RECORDED INFORMATION →
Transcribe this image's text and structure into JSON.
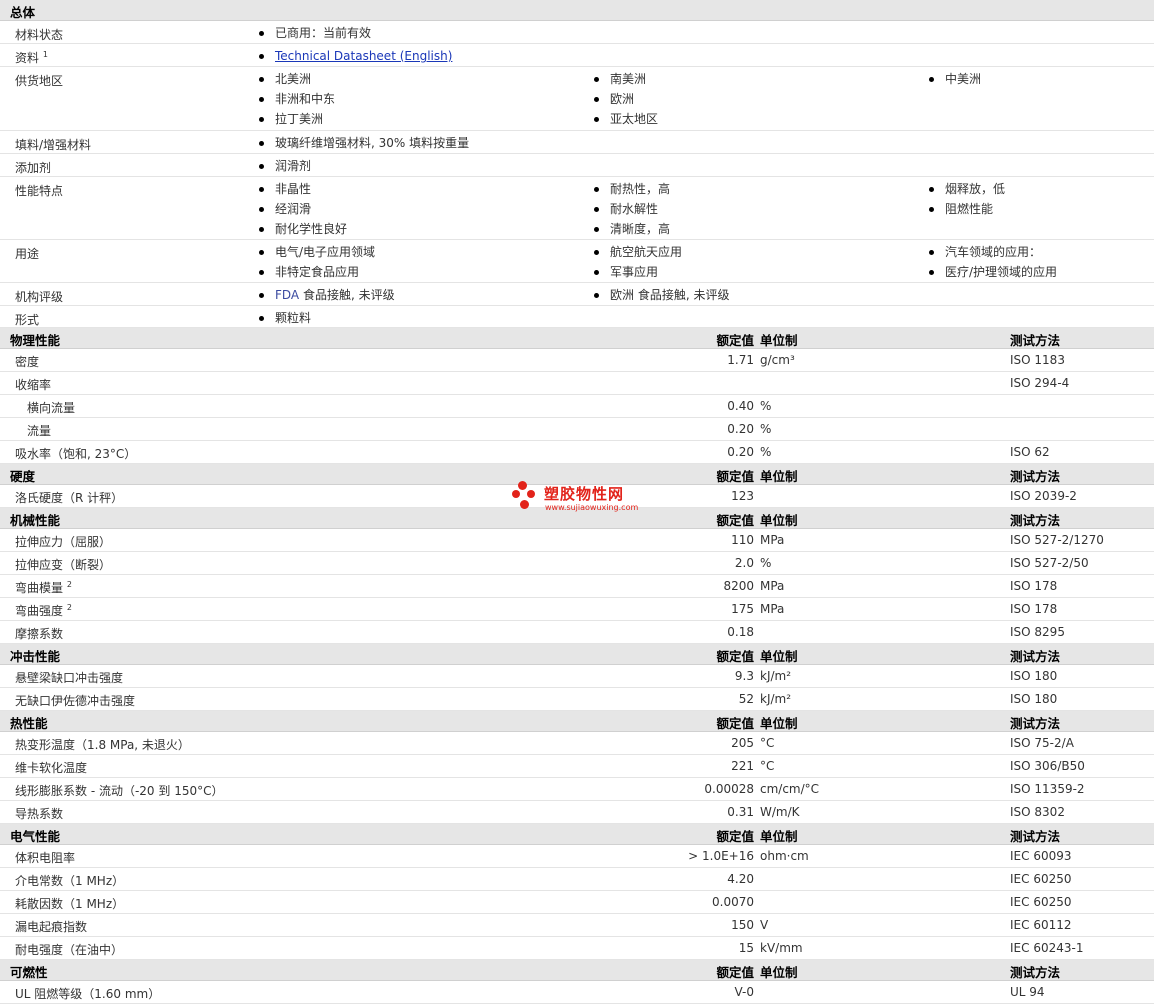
{
  "general": {
    "title": "总体",
    "rows": [
      {
        "label": "材料状态",
        "c1": [
          "已商用：当前有效"
        ],
        "c2": [],
        "c3": []
      },
      {
        "label": "资料",
        "sup": "1",
        "c1": [
          "Technical Datasheet (English)"
        ],
        "c2": [],
        "c3": []
      },
      {
        "label": "供货地区",
        "c1": [
          "北美洲",
          "非洲和中东",
          "拉丁美洲"
        ],
        "c2": [
          "南美洲",
          "欧洲",
          "亚太地区"
        ],
        "c3": [
          "中美洲"
        ]
      },
      {
        "label": "填料/增强材料",
        "c1": [
          "玻璃纤维增强材料, 30% 填料按重量"
        ],
        "c2": [],
        "c3": []
      },
      {
        "label": "添加剂",
        "c1": [
          "润滑剂"
        ],
        "c2": [],
        "c3": []
      },
      {
        "label": "性能特点",
        "c1": [
          "非晶性",
          "经润滑",
          "耐化学性良好"
        ],
        "c2": [
          "耐热性，高",
          "耐水解性",
          "清晰度，高"
        ],
        "c3": [
          "烟释放，低",
          "阻燃性能"
        ]
      },
      {
        "label": "用途",
        "c1": [
          "电气/电子应用领域",
          "非特定食品应用"
        ],
        "c2": [
          "航空航天应用",
          "军事应用"
        ],
        "c3": [
          "汽车领域的应用：",
          "医疗/护理领域的应用"
        ]
      },
      {
        "label": "机构评级",
        "c1": [
          "FDA 食品接触, 未评级"
        ],
        "c2": [
          "欧洲 食品接触, 未评级"
        ],
        "c3": []
      },
      {
        "label": "形式",
        "c1": [
          "颗粒料"
        ],
        "c2": [],
        "c3": []
      }
    ]
  },
  "headers": {
    "value": "额定值",
    "unit": "单位制",
    "test": "测试方法"
  },
  "sections": [
    {
      "title": "物理性能",
      "rows": [
        {
          "label": "密度",
          "value": "1.71",
          "unit": "g/cm³",
          "test": "ISO 1183"
        },
        {
          "label": "收缩率",
          "value": "",
          "unit": "",
          "test": "ISO 294-4"
        },
        {
          "label": "横向流量",
          "indent": true,
          "value": "0.40",
          "unit": "%",
          "test": ""
        },
        {
          "label": "流量",
          "indent": true,
          "value": "0.20",
          "unit": "%",
          "test": ""
        },
        {
          "label": "吸水率（饱和, 23°C）",
          "value": "0.20",
          "unit": "%",
          "test": "ISO 62"
        }
      ]
    },
    {
      "title": "硬度",
      "rows": [
        {
          "label": "洛氏硬度（R 计秤）",
          "value": "123",
          "unit": "",
          "test": "ISO 2039-2"
        }
      ]
    },
    {
      "title": "机械性能",
      "rows": [
        {
          "label": "拉伸应力（屈服）",
          "value": "110",
          "unit": "MPa",
          "test": "ISO 527-2/1270"
        },
        {
          "label": "拉伸应变（断裂）",
          "value": "2.0",
          "unit": "%",
          "test": "ISO 527-2/50"
        },
        {
          "label": "弯曲模量",
          "sup": "2",
          "value": "8200",
          "unit": "MPa",
          "test": "ISO 178"
        },
        {
          "label": "弯曲强度",
          "sup": "2",
          "value": "175",
          "unit": "MPa",
          "test": "ISO 178"
        },
        {
          "label": "摩擦系数",
          "value": "0.18",
          "unit": "",
          "test": "ISO 8295"
        }
      ]
    },
    {
      "title": "冲击性能",
      "rows": [
        {
          "label": "悬壁梁缺口冲击强度",
          "value": "9.3",
          "unit": "kJ/m²",
          "test": "ISO 180"
        },
        {
          "label": "无缺口伊佐德冲击强度",
          "value": "52",
          "unit": "kJ/m²",
          "test": "ISO 180"
        }
      ]
    },
    {
      "title": "热性能",
      "rows": [
        {
          "label": "热变形温度（1.8 MPa, 未退火）",
          "value": "205",
          "unit": "°C",
          "test": "ISO 75-2/A"
        },
        {
          "label": "维卡软化温度",
          "value": "221",
          "unit": "°C",
          "test": "ISO 306/B50"
        },
        {
          "label": "线形膨胀系数 - 流动（-20 到 150°C）",
          "value": "0.00028",
          "unit": "cm/cm/°C",
          "test": "ISO 11359-2"
        },
        {
          "label": "导热系数",
          "value": "0.31",
          "unit": "W/m/K",
          "test": "ISO 8302"
        }
      ]
    },
    {
      "title": "电气性能",
      "rows": [
        {
          "label": "体积电阻率",
          "value": "> 1.0E+16",
          "unit": "ohm·cm",
          "test": "IEC 60093"
        },
        {
          "label": "介电常数（1 MHz）",
          "value": "4.20",
          "unit": "",
          "test": "IEC 60250"
        },
        {
          "label": "耗散因数（1 MHz）",
          "value": "0.0070",
          "unit": "",
          "test": "IEC 60250"
        },
        {
          "label": "漏电起痕指数",
          "value": "150",
          "unit": "V",
          "test": "IEC 60112"
        },
        {
          "label": "耐电强度（在油中）",
          "value": "15",
          "unit": "kV/mm",
          "test": "IEC 60243-1"
        }
      ]
    },
    {
      "title": "可燃性",
      "rows": [
        {
          "label": "UL 阻燃等级（1.60 mm）",
          "value": "V-0",
          "unit": "",
          "test": "UL 94"
        }
      ]
    }
  ],
  "watermark": {
    "name": "塑胶物性网",
    "url": "www.sujiaowuxing.com"
  }
}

TASK INSTRUCTIONS → Quote everything in the listing above exactly; pictures are the only thing to omit.

RESPONSE →
Transcribe this image's text and structure into JSON.
{
  "general": {
    "title": "总体",
    "rows": [
      {
        "label": "材料状态",
        "c1": [
          "已商用：当前有效"
        ],
        "c2": [],
        "c3": []
      },
      {
        "label": "资料",
        "sup": "1",
        "c1": [
          "Technical Datasheet (English)"
        ],
        "c2": [],
        "c3": []
      },
      {
        "label": "供货地区",
        "c1": [
          "北美洲",
          "非洲和中东",
          "拉丁美洲"
        ],
        "c2": [
          "南美洲",
          "欧洲",
          "亚太地区"
        ],
        "c3": [
          "中美洲"
        ]
      },
      {
        "label": "填料/增强材料",
        "c1": [
          "玻璃纤维增强材料, 30% 填料按重量"
        ],
        "c2": [],
        "c3": []
      },
      {
        "label": "添加剂",
        "c1": [
          "润滑剂"
        ],
        "c2": [],
        "c3": []
      },
      {
        "label": "性能特点",
        "c1": [
          "非晶性",
          "经润滑",
          "耐化学性良好"
        ],
        "c2": [
          "耐热性，高",
          "耐水解性",
          "清晰度，高"
        ],
        "c3": [
          "烟释放，低",
          "阻燃性能"
        ]
      },
      {
        "label": "用途",
        "c1": [
          "电气/电子应用领域",
          "非特定食品应用"
        ],
        "c2": [
          "航空航天应用",
          "军事应用"
        ],
        "c3": [
          "汽车领域的应用：",
          "医疗/护理领域的应用"
        ]
      },
      {
        "label": "机构评级",
        "c1": [
          "FDA 食品接触, 未评级"
        ],
        "c2": [
          "欧洲 食品接触, 未评级"
        ],
        "c3": []
      },
      {
        "label": "形式",
        "c1": [
          "颗粒料"
        ],
        "c2": [],
        "c3": []
      }
    ]
  },
  "headers": {
    "value": "额定值",
    "unit": "单位制",
    "test": "测试方法"
  },
  "sections": [
    {
      "title": "物理性能",
      "rows": [
        {
          "label": "密度",
          "value": "1.71",
          "unit": "g/cm³",
          "test": "ISO 1183"
        },
        {
          "label": "收缩率",
          "value": "",
          "unit": "",
          "test": "ISO 294-4"
        },
        {
          "label": "横向流量",
          "indent": true,
          "value": "0.40",
          "unit": "%",
          "test": ""
        },
        {
          "label": "流量",
          "indent": true,
          "value": "0.20",
          "unit": "%",
          "test": ""
        },
        {
          "label": "吸水率（饱和, 23°C）",
          "value": "0.20",
          "unit": "%",
          "test": "ISO 62"
        }
      ]
    },
    {
      "title": "硬度",
      "rows": [
        {
          "label": "洛氏硬度（R 计秤）",
          "value": "123",
          "unit": "",
          "test": "ISO 2039-2"
        }
      ]
    },
    {
      "title": "机械性能",
      "rows": [
        {
          "label": "拉伸应力（屈服）",
          "value": "110",
          "unit": "MPa",
          "test": "ISO 527-2/1270"
        },
        {
          "label": "拉伸应变（断裂）",
          "value": "2.0",
          "unit": "%",
          "test": "ISO 527-2/50"
        },
        {
          "label": "弯曲模量",
          "sup": "2",
          "value": "8200",
          "unit": "MPa",
          "test": "ISO 178"
        },
        {
          "label": "弯曲强度",
          "sup": "2",
          "value": "175",
          "unit": "MPa",
          "test": "ISO 178"
        },
        {
          "label": "摩擦系数",
          "value": "0.18",
          "unit": "",
          "test": "ISO 8295"
        }
      ]
    },
    {
      "title": "冲击性能",
      "rows": [
        {
          "label": "悬壁梁缺口冲击强度",
          "value": "9.3",
          "unit": "kJ/m²",
          "test": "ISO 180"
        },
        {
          "label": "无缺口伊佐德冲击强度",
          "value": "52",
          "unit": "kJ/m²",
          "test": "ISO 180"
        }
      ]
    },
    {
      "title": "热性能",
      "rows": [
        {
          "label": "热变形温度（1.8 MPa, 未退火）",
          "value": "205",
          "unit": "°C",
          "test": "ISO 75-2/A"
        },
        {
          "label": "维卡软化温度",
          "value": "221",
          "unit": "°C",
          "test": "ISO 306/B50"
        },
        {
          "label": "线形膨胀系数 - 流动（-20 到 150°C）",
          "value": "0.00028",
          "unit": "cm/cm/°C",
          "test": "ISO 11359-2"
        },
        {
          "label": "导热系数",
          "value": "0.31",
          "unit": "W/m/K",
          "test": "ISO 8302"
        }
      ]
    },
    {
      "title": "电气性能",
      "rows": [
        {
          "label": "体积电阻率",
          "value": "> 1.0E+16",
          "unit": "ohm·cm",
          "test": "IEC 60093"
        },
        {
          "label": "介电常数（1 MHz）",
          "value": "4.20",
          "unit": "",
          "test": "IEC 60250"
        },
        {
          "label": "耗散因数（1 MHz）",
          "value": "0.0070",
          "unit": "",
          "test": "IEC 60250"
        },
        {
          "label": "漏电起痕指数",
          "value": "150",
          "unit": "V",
          "test": "IEC 60112"
        },
        {
          "label": "耐电强度（在油中）",
          "value": "15",
          "unit": "kV/mm",
          "test": "IEC 60243-1"
        }
      ]
    },
    {
      "title": "可燃性",
      "rows": [
        {
          "label": "UL 阻燃等级（1.60 mm）",
          "value": "V-0",
          "unit": "",
          "test": "UL 94"
        }
      ]
    }
  ],
  "watermark": {
    "name": "塑胶物性网",
    "url": "www.sujiaowuxing.com"
  }
}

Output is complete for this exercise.